[Records from a collection of figures]
------------

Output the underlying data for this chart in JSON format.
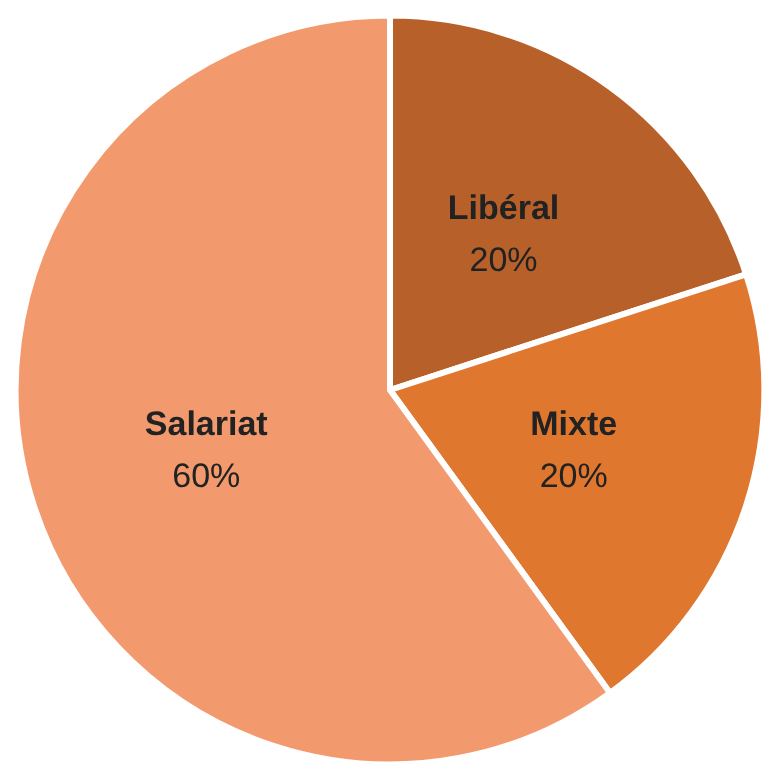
{
  "chart_data": {
    "type": "pie",
    "categories": [
      "Libéral",
      "Mixte",
      "Salariat"
    ],
    "values": [
      20,
      20,
      60
    ],
    "value_labels": [
      "20%",
      "20%",
      "60%"
    ],
    "colors": [
      "#b8602a",
      "#e0772f",
      "#f3996e"
    ]
  }
}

------------

The problem: Please repeat the entries exactly. Do not include the pictures.

Exercise solution:
Output the underlying data for this chart in JSON format.
{
  "chart_data": {
    "type": "pie",
    "categories": [
      "Libéral",
      "Mixte",
      "Salariat"
    ],
    "values": [
      20,
      20,
      60
    ],
    "value_labels": [
      "20%",
      "20%",
      "60%"
    ],
    "colors": [
      "#b8602a",
      "#e0772f",
      "#f3996e"
    ]
  }
}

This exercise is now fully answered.